[REQUIREMENT A]: Reproduce word for word the part of the article on the Xeon Phi centres that opens with the words containing "The PCCs will" and closes with "later this year.".

[TEXT BLOCK]:
┌──
Dell And Intel To Open Xeon Phi Centres Of Competence

Researchers will be able to get to grips with parallel computing ahead of Xeon Phi release

On Thursday, Dell and Intel announced plans to open two Product Centres of Competence (PCC) at the University of Cambridge, to serve as testbeds for Intel’s  Xeon and Xeon Phi processors.

The Centres will offer High Performance Computing (HPC) training and the latest hardware to the European scientific research community, and are expected to open their doors before the end of the year.

Supercomputer wonderland

The PCCs will promote Intel’s Many Integrated Core (MIC) supercomputer architecture and Xeon Phi (earlier known as Knights Corner), a coprocessor which provides one teraflop of performance trough a card occupying just one PCIe slot.

The technology, announced in June, has already been dubbed a “Supercomputer on a Chip”, and is expected to go into production later this year.
└──
[INFORMATION SUPPLIED]:
┌──
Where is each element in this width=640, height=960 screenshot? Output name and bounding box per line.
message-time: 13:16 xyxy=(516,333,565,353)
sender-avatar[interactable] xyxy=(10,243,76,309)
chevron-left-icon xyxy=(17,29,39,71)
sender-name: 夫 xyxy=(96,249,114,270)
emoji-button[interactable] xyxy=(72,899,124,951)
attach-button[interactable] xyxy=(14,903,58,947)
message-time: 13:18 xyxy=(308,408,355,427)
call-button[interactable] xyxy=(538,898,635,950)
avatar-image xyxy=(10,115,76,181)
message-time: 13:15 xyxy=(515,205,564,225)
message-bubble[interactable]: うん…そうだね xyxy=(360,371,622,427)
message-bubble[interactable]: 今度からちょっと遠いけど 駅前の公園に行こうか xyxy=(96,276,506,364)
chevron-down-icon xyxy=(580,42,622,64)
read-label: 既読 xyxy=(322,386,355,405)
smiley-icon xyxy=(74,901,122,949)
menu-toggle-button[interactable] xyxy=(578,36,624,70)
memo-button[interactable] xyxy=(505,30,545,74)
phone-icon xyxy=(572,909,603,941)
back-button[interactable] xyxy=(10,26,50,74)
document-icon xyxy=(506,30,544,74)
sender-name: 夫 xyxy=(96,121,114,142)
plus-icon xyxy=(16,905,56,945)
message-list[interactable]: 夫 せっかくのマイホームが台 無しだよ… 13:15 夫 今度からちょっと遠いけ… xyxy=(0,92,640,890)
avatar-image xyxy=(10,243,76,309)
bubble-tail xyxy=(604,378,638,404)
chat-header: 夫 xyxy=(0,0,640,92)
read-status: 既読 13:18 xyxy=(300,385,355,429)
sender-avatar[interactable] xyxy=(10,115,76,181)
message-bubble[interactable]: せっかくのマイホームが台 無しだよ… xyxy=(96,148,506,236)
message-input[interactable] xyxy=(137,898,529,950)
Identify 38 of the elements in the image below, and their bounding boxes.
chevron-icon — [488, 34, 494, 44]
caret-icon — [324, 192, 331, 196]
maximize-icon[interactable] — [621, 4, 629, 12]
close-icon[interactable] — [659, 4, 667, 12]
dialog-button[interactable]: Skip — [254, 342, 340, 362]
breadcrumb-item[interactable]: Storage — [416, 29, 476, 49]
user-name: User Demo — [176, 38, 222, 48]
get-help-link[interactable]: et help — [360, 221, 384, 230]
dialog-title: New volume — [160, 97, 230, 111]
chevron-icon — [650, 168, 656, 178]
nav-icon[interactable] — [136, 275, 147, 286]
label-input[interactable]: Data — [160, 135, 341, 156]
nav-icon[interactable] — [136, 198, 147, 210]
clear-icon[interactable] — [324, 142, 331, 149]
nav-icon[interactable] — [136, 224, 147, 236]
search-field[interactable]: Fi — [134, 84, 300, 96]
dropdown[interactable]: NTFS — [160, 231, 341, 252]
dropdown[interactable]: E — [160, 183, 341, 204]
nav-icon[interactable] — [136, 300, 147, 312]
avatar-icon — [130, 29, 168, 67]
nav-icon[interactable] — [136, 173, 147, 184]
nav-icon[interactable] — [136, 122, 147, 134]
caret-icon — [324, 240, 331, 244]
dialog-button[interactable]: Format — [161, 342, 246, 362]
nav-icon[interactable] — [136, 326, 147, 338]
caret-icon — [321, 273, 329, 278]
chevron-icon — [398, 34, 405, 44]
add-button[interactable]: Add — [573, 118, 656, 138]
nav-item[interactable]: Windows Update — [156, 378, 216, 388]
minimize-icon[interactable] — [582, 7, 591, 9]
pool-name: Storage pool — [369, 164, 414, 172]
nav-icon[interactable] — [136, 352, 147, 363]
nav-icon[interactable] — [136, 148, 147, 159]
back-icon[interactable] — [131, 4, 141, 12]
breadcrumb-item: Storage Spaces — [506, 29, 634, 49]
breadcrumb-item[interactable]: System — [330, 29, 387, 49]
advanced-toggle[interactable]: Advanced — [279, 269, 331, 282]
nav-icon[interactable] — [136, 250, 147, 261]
└──
[REQUIREMENT B]: Transcribe the records verbatim, starting with their first line and ending with the line that contains "sender-name: 夫 xyxy=(96,121,114,142)", both included.

[EXPECTED ANSWER A]:
The PCCs will promote Intel’s Many Integrated Core (MIC) supercomputer architecture and Xeon Phi (earlier known as Knights Corner), a coprocessor which provides one teraflop of performance trough a card occupying just one PCIe slot.

The technology, announced in June, has already been dubbed a “Supercomputer on a Chip”, and is expected to go into production later this year.

[EXPECTED ANSWER B]:
Where is each element in this width=640, height=960 screenshot? Output name and bounding box per line.
message-time: 13:16 xyxy=(516,333,565,353)
sender-avatar[interactable] xyxy=(10,243,76,309)
chevron-left-icon xyxy=(17,29,39,71)
sender-name: 夫 xyxy=(96,249,114,270)
emoji-button[interactable] xyxy=(72,899,124,951)
attach-button[interactable] xyxy=(14,903,58,947)
message-time: 13:18 xyxy=(308,408,355,427)
call-button[interactable] xyxy=(538,898,635,950)
avatar-image xyxy=(10,115,76,181)
message-time: 13:15 xyxy=(515,205,564,225)
message-bubble[interactable]: うん…そうだね xyxy=(360,371,622,427)
message-bubble[interactable]: 今度からちょっと遠いけど 駅前の公園に行こうか xyxy=(96,276,506,364)
chevron-down-icon xyxy=(580,42,622,64)
read-label: 既読 xyxy=(322,386,355,405)
smiley-icon xyxy=(74,901,122,949)
menu-toggle-button[interactable] xyxy=(578,36,624,70)
memo-button[interactable] xyxy=(505,30,545,74)
phone-icon xyxy=(572,909,603,941)
back-button[interactable] xyxy=(10,26,50,74)
document-icon xyxy=(506,30,544,74)
sender-name: 夫 xyxy=(96,121,114,142)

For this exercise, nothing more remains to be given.